=== RECORDS FOR THE EXERCISE ===

________________________________________

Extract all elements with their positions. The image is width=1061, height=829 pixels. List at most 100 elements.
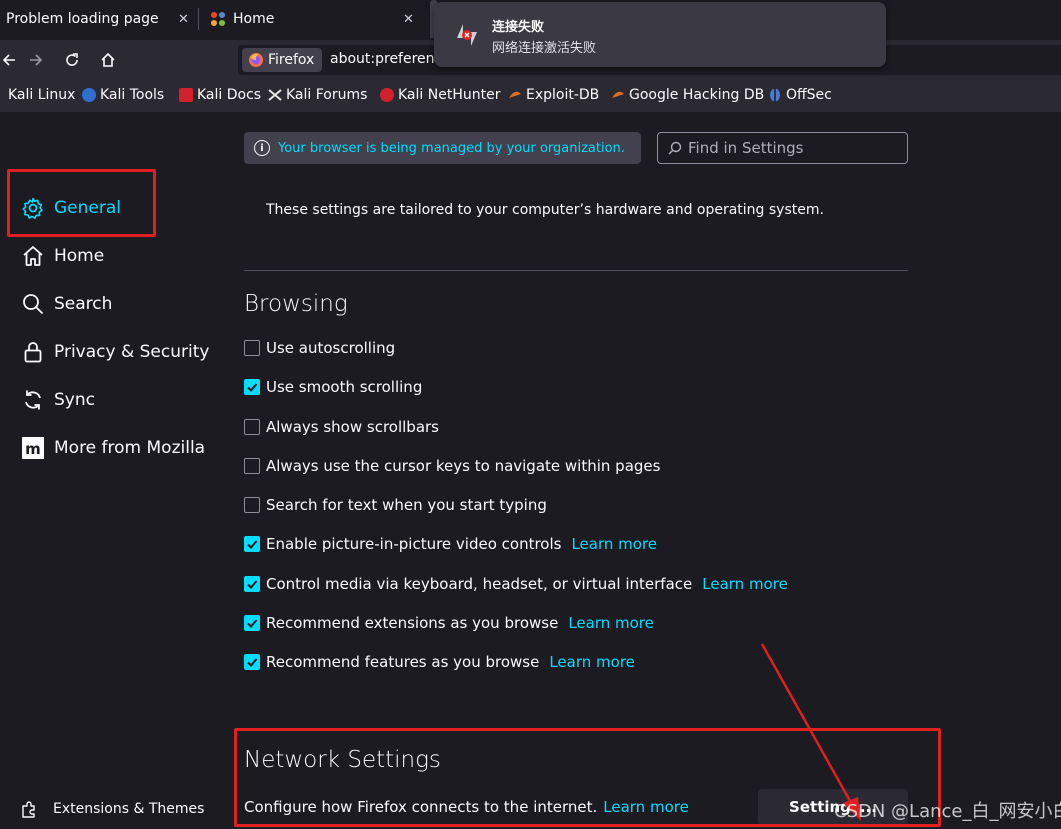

________________________________________

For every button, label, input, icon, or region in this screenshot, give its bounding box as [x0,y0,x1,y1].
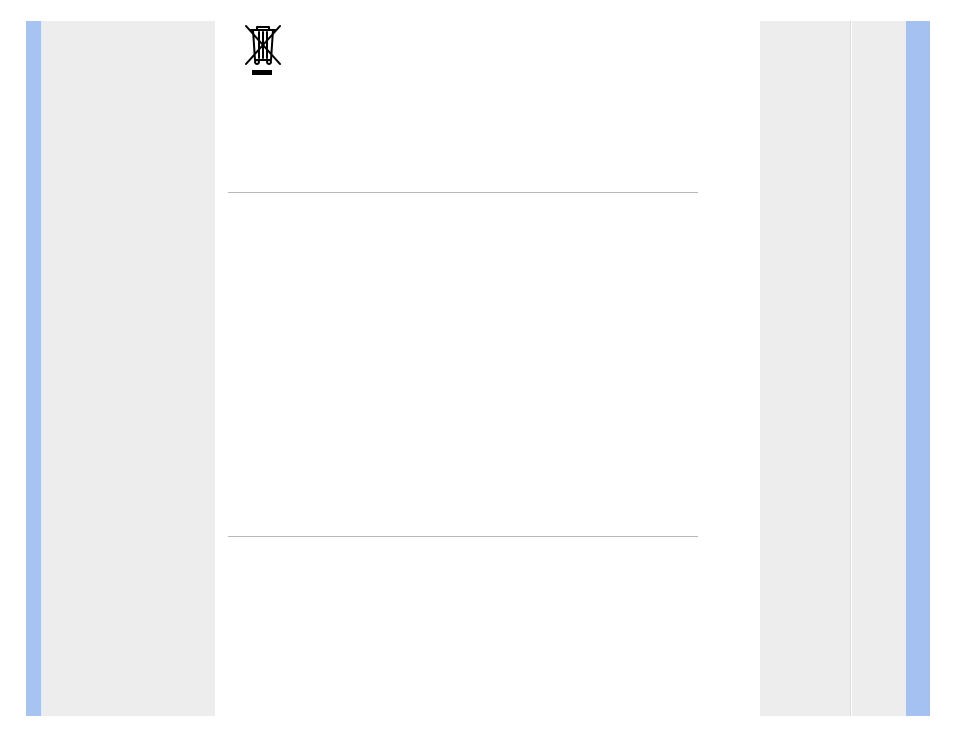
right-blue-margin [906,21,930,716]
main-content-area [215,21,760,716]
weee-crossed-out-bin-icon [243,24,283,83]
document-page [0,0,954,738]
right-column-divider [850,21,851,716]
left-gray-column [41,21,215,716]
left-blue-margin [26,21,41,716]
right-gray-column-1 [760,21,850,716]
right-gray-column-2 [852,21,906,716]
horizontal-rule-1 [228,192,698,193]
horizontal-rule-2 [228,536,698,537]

________________________________________

=== EXERCISE ===
Put the lines into a JSON list of strings with one string per line. Begin at the line that contains "For every button, label, input, icon, or", stop after the line that contains "horizontal-rule-2 [228,536,698,537]", and leave out blank lines and the pictures.

=== SOLUTION FOR THIS TASK ===
[
  "For every button, label, input, icon, or region in this screenshot, give its bounding box as [x0,y0,x1,y1].",
  "right-blue-margin [906,21,930,716]",
  "main-content-area [215,21,760,716]",
  "weee-crossed-out-bin-icon [243,24,283,83]",
  "document-page [0,0,954,738]",
  "right-column-divider [850,21,851,716]",
  "left-gray-column [41,21,215,716]",
  "left-blue-margin [26,21,41,716]",
  "right-gray-column-1 [760,21,850,716]",
  "right-gray-column-2 [852,21,906,716]",
  "horizontal-rule-1 [228,192,698,193]",
  "horizontal-rule-2 [228,536,698,537]"
]